▶ Your task
Set down a true copy of the data, with all pictures left out.

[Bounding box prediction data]
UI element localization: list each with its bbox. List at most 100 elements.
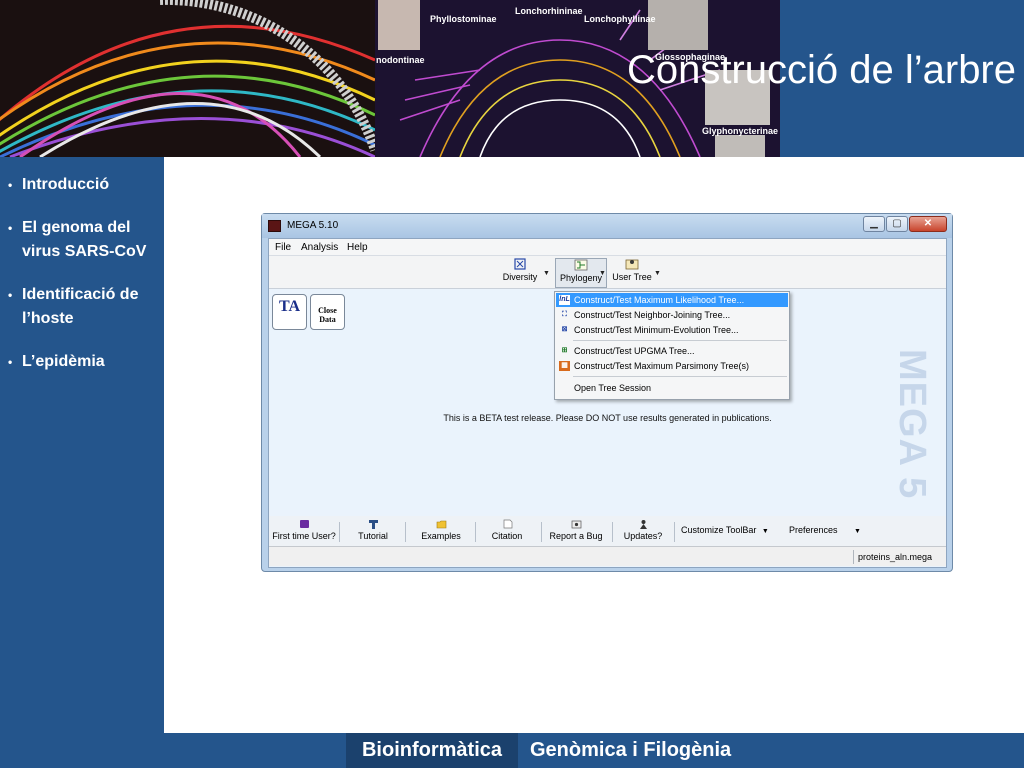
bug-report-icon [571, 520, 581, 529]
banner-label-lonchorhininae: Lonchorhininae [515, 6, 583, 16]
ta-alignment-icon: TA [278, 298, 301, 315]
citation-icon [503, 519, 512, 529]
bullet-icon: • [8, 221, 13, 235]
banner-label-nodontinae: nodontinae [376, 55, 425, 65]
status-file-name: proteins_aln.mega [853, 550, 941, 564]
menu-file[interactable]: File [275, 242, 291, 253]
diversity-icon [514, 258, 526, 270]
folder-icon [436, 520, 446, 529]
bullet-icon: • [8, 178, 13, 192]
close-button[interactable]: ✕ [909, 216, 947, 232]
close-data-label: Close Data [318, 306, 337, 324]
updates-label: Updates? [623, 531, 663, 541]
menu-item-label: Open Tree Session [574, 383, 652, 393]
report-bug-button[interactable]: Report a Bug [548, 519, 604, 545]
menu-item-maximum-likelihood[interactable]: lnL Construct/Test Maximum Likelihood Tr… [556, 293, 788, 307]
menu-item-minimum-evolution[interactable]: ⊠ Construct/Test Minimum-Evolution Tree.… [556, 323, 788, 337]
citation-button[interactable]: Citation [485, 519, 529, 545]
toolbar-separator [612, 522, 613, 542]
diversity-label: Diversity [502, 272, 538, 282]
mp-icon: ▦ [559, 361, 570, 371]
nav-item-label: El genoma del virus SARS-CoV [22, 219, 147, 260]
window-titlebar[interactable]: MEGA 5.10 ▁ ▢ ✕ [262, 214, 952, 238]
phylogeny-label: Phylogeny [559, 273, 603, 283]
menu-separator [573, 376, 787, 377]
mega-app-icon [268, 220, 281, 232]
nav-item-label: Identificació de l’hoste [22, 286, 139, 327]
toolbar-separator [674, 522, 675, 542]
user-tree-icon [625, 259, 639, 270]
bottom-toolbar: First time User? Tutorial Examples Citat… [269, 516, 946, 546]
banner-label-lonchophyllinae: Lonchophyllinae [584, 14, 656, 24]
menu-item-upgma[interactable]: ⊞ Construct/Test UPGMA Tree... [556, 344, 788, 358]
report-bug-label: Report a Bug [549, 531, 603, 541]
nav-item-label: L’epidèmia [22, 353, 105, 370]
examples-label: Examples [421, 531, 461, 541]
status-bar: proteins_aln.mega [269, 546, 946, 566]
slide-footer: Bioinformàtica Genòmica i Filogènia [0, 733, 1024, 768]
phylogeny-dropdown-icon[interactable]: ▼ [599, 270, 606, 277]
tutorial-icon [368, 520, 378, 529]
minimize-button[interactable]: ▁ [863, 216, 885, 232]
chevron-down-icon: ▼ [854, 528, 861, 535]
nav-item-label: Introducció [22, 176, 110, 193]
menu-item-neighbor-joining[interactable]: ⛶ Construct/Test Neighbor-Joining Tree..… [556, 308, 788, 322]
beta-notice: This is a BETA test release. Please DO N… [443, 413, 772, 423]
tutorial-button[interactable]: Tutorial [351, 519, 395, 545]
nav-item-hoste[interactable]: • Identificació de l’hoste [0, 283, 164, 331]
examples-button[interactable]: Examples [417, 519, 465, 545]
menu-item-label: Construct/Test Neighbor-Joining Tree... [574, 310, 731, 320]
user-tree-button[interactable]: User Tree [611, 258, 653, 288]
updates-button[interactable]: Updates? [620, 519, 666, 545]
bullet-icon: • [8, 288, 13, 302]
updates-icon [639, 520, 647, 529]
menu-item-maximum-parsimony[interactable]: ▦ Construct/Test Maximum Parsimony Tree(… [556, 359, 788, 373]
nj-icon: ⛶ [562, 311, 567, 318]
footer-course-title: Bioinformàtica [346, 733, 518, 768]
menu-item-open-tree-session[interactable]: Open Tree Session [556, 381, 788, 395]
main-toolbar: Diversity ▼ Phylogeny ▼ User Tree ▼ [269, 256, 946, 289]
phylogeny-icon [574, 259, 588, 271]
me-icon: ⊠ [561, 326, 568, 333]
upgma-icon: ⊞ [561, 347, 568, 354]
phylogeny-dropdown-menu: lnL Construct/Test Maximum Likelihood Tr… [554, 291, 790, 400]
user-tree-label: User Tree [612, 272, 652, 282]
diversity-dropdown-icon[interactable]: ▼ [543, 270, 550, 277]
first-time-user-label: First time User? [272, 531, 336, 541]
close-data-tile[interactable]: Close Data [310, 294, 345, 330]
nav-item-epidemia[interactable]: • L’epidèmia [0, 350, 164, 374]
toolbar-separator [405, 522, 406, 542]
window-client-area: File Analysis Help Diversity ▼ Phylogeny… [268, 238, 947, 568]
header-banner: Phyllostominae Lonchorhininae Lonchophyl… [0, 0, 1024, 157]
toolbar-separator [475, 522, 476, 542]
first-time-user-icon [299, 520, 309, 528]
alignment-explorer-tile[interactable]: TA [272, 294, 307, 330]
slide-sidebar: • Introducció • El genoma del virus SARS… [0, 157, 164, 733]
tutorial-label: Tutorial [358, 531, 388, 541]
nav-item-genoma[interactable]: • El genoma del virus SARS-CoV [0, 216, 164, 264]
first-time-user-button[interactable]: First time User? [272, 519, 336, 545]
nav-item-introduccio[interactable]: • Introducció [0, 173, 164, 197]
menu-analysis[interactable]: Analysis [301, 242, 338, 253]
footer-section-title: Genòmica i Filogènia [530, 739, 732, 761]
banner-label-phyllostominae: Phyllostominae [430, 14, 497, 24]
diversity-button[interactable]: Diversity [501, 258, 539, 288]
slide-title: Construcció de l’arbre [626, 48, 1016, 92]
chevron-down-icon: ▼ [761, 528, 769, 535]
menu-separator [573, 340, 787, 341]
menu-item-label: Construct/Test Maximum Likelihood Tree..… [574, 295, 745, 305]
banner-label-glyphonycterinae: Glyphonycterinae [702, 126, 778, 136]
menu-item-label: Construct/Test UPGMA Tree... [574, 346, 695, 356]
maximize-button[interactable]: ▢ [886, 216, 908, 232]
citation-label: Citation [491, 531, 523, 541]
menu-item-label: Construct/Test Minimum-Evolution Tree... [574, 325, 739, 335]
mega-watermark: MEGA 5 [891, 349, 933, 500]
menubar: File Analysis Help [269, 239, 946, 256]
ml-icon: lnL [559, 295, 570, 305]
mega-window: MEGA 5.10 ▁ ▢ ✕ File Analysis Help Diver… [261, 213, 953, 572]
preferences-label: Preferences [789, 525, 838, 535]
window-title: MEGA 5.10 [287, 220, 339, 231]
toolbar-separator [339, 522, 340, 542]
user-tree-dropdown-icon[interactable]: ▼ [654, 270, 661, 277]
menu-help[interactable]: Help [347, 242, 368, 253]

▶ Solution to this problem
UI element localization: list each with its bbox. List at most 100 elements.
bug-report-icon [571, 520, 581, 529]
banner-label-lonchorhininae: Lonchorhininae [515, 6, 583, 16]
ta-alignment-icon: TA [278, 298, 301, 315]
citation-icon [503, 519, 512, 529]
bullet-icon: • [8, 221, 13, 235]
banner-label-nodontinae: nodontinae [376, 55, 425, 65]
status-file-name: proteins_aln.mega [853, 550, 941, 564]
menu-file[interactable]: File [275, 242, 291, 253]
diversity-icon [514, 258, 526, 270]
folder-icon [436, 520, 446, 529]
bullet-icon: • [8, 178, 13, 192]
close-button[interactable]: ✕ [909, 216, 947, 232]
close-data-label: Close Data [318, 306, 337, 324]
updates-label: Updates? [623, 531, 663, 541]
menu-item-label: Open Tree Session [574, 383, 652, 393]
report-bug-button[interactable]: Report a Bug [548, 519, 604, 545]
menu-item-maximum-likelihood[interactable]: lnL Construct/Test Maximum Likelihood Tr… [556, 293, 788, 307]
menu-item-minimum-evolution[interactable]: ⊠ Construct/Test Minimum-Evolution Tree.… [556, 323, 788, 337]
citation-button[interactable]: Citation [485, 519, 529, 545]
toolbar-separator [612, 522, 613, 542]
diversity-label: Diversity [502, 272, 538, 282]
mp-icon: ▦ [559, 361, 570, 371]
nav-item-label: El genoma del virus SARS-CoV [22, 219, 147, 260]
window-titlebar[interactable]: MEGA 5.10 ▁ ▢ ✕ [262, 214, 952, 238]
phylogeny-label: Phylogeny [559, 273, 603, 283]
menu-separator [573, 376, 787, 377]
mega-app-icon [268, 220, 281, 232]
nav-item-label: Identificació de l’hoste [22, 286, 139, 327]
toolbar-separator [674, 522, 675, 542]
user-tree-icon [625, 259, 639, 270]
bottom-toolbar: First time User? Tutorial Examples Citat… [269, 516, 946, 546]
banner-label-lonchophyllinae: Lonchophyllinae [584, 14, 656, 24]
menu-item-upgma[interactable]: ⊞ Construct/Test UPGMA Tree... [556, 344, 788, 358]
report-bug-label: Report a Bug [549, 531, 603, 541]
nav-item-label: L’epidèmia [22, 353, 105, 370]
examples-label: Examples [421, 531, 461, 541]
status-bar: proteins_aln.mega [269, 546, 946, 566]
slide-footer: Bioinformàtica Genòmica i Filogènia [0, 733, 1024, 768]
phylogeny-dropdown-icon[interactable]: ▼ [599, 270, 606, 277]
tutorial-icon [368, 520, 378, 529]
minimize-button[interactable]: ▁ [863, 216, 885, 232]
chevron-down-icon: ▼ [854, 528, 861, 535]
nav-item-label: Introducció [22, 176, 110, 193]
menu-item-neighbor-joining[interactable]: ⛶ Construct/Test Neighbor-Joining Tree..… [556, 308, 788, 322]
beta-notice: This is a BETA test release. Please DO N… [443, 413, 772, 423]
tutorial-button[interactable]: Tutorial [351, 519, 395, 545]
nav-item-hoste[interactable]: • Identificació de l’hoste [0, 283, 164, 331]
examples-button[interactable]: Examples [417, 519, 465, 545]
menu-item-label: Construct/Test Neighbor-Joining Tree... [574, 310, 731, 320]
user-tree-button[interactable]: User Tree [611, 258, 653, 288]
updates-button[interactable]: Updates? [620, 519, 666, 545]
bullet-icon: • [8, 288, 13, 302]
updates-icon [639, 520, 647, 529]
menu-item-maximum-parsimony[interactable]: ▦ Construct/Test Maximum Parsimony Tree(… [556, 359, 788, 373]
nj-icon: ⛶ [562, 311, 567, 318]
footer-course-title: Bioinformàtica [346, 733, 518, 768]
menu-item-open-tree-session[interactable]: Open Tree Session [556, 381, 788, 395]
main-toolbar: Diversity ▼ Phylogeny ▼ User Tree ▼ [269, 256, 946, 289]
phylogeny-icon [574, 259, 588, 271]
me-icon: ⊠ [561, 326, 568, 333]
upgma-icon: ⊞ [561, 347, 568, 354]
phylogeny-dropdown-menu: lnL Construct/Test Maximum Likelihood Tr… [554, 291, 790, 400]
user-tree-label: User Tree [612, 272, 652, 282]
diversity-dropdown-icon[interactable]: ▼ [543, 270, 550, 277]
first-time-user-label: First time User? [272, 531, 336, 541]
close-data-tile[interactable]: Close Data [310, 294, 345, 330]
nav-item-epidemia[interactable]: • L’epidèmia [0, 350, 164, 374]
toolbar-separator [405, 522, 406, 542]
window-client-area: File Analysis Help Diversity ▼ Phylogeny… [268, 238, 947, 568]
header-banner: Phyllostominae Lonchorhininae Lonchophyl… [0, 0, 1024, 157]
toolbar-separator [475, 522, 476, 542]
first-time-user-icon [299, 520, 309, 528]
alignment-explorer-tile[interactable]: TA [272, 294, 307, 330]
slide-sidebar: • Introducció • El genoma del virus SARS… [0, 157, 164, 733]
tutorial-label: Tutorial [358, 531, 388, 541]
nav-item-genoma[interactable]: • El genoma del virus SARS-CoV [0, 216, 164, 264]
first-time-user-button[interactable]: First time User? [272, 519, 336, 545]
nav-item-introduccio[interactable]: • Introducció [0, 173, 164, 197]
menu-analysis[interactable]: Analysis [301, 242, 338, 253]
footer-section-title: Genòmica i Filogènia [530, 739, 732, 761]
banner-label-phyllostominae: Phyllostominae [430, 14, 497, 24]
diversity-button[interactable]: Diversity [501, 258, 539, 288]
slide-title: Construcció de l’arbre [626, 48, 1016, 92]
chevron-down-icon: ▼ [761, 528, 769, 535]
menu-separator [573, 340, 787, 341]
menu-item-label: Construct/Test Maximum Likelihood Tree..… [574, 295, 745, 305]
banner-label-glyphonycterinae: Glyphonycterinae [702, 126, 778, 136]
menu-item-label: Construct/Test UPGMA Tree... [574, 346, 695, 356]
maximize-button[interactable]: ▢ [886, 216, 908, 232]
citation-label: Citation [491, 531, 523, 541]
menu-item-label: Construct/Test Minimum-Evolution Tree... [574, 325, 739, 335]
mega-watermark: MEGA 5 [891, 349, 933, 500]
menubar: File Analysis Help [269, 239, 946, 256]
ml-icon: lnL [559, 295, 570, 305]
mega-window: MEGA 5.10 ▁ ▢ ✕ File Analysis Help Diver… [261, 213, 953, 572]
preferences-label: Preferences [789, 525, 838, 535]
window-title: MEGA 5.10 [287, 220, 339, 231]
toolbar-separator [339, 522, 340, 542]
user-tree-dropdown-icon[interactable]: ▼ [654, 270, 661, 277]
menu-help[interactable]: Help [347, 242, 368, 253]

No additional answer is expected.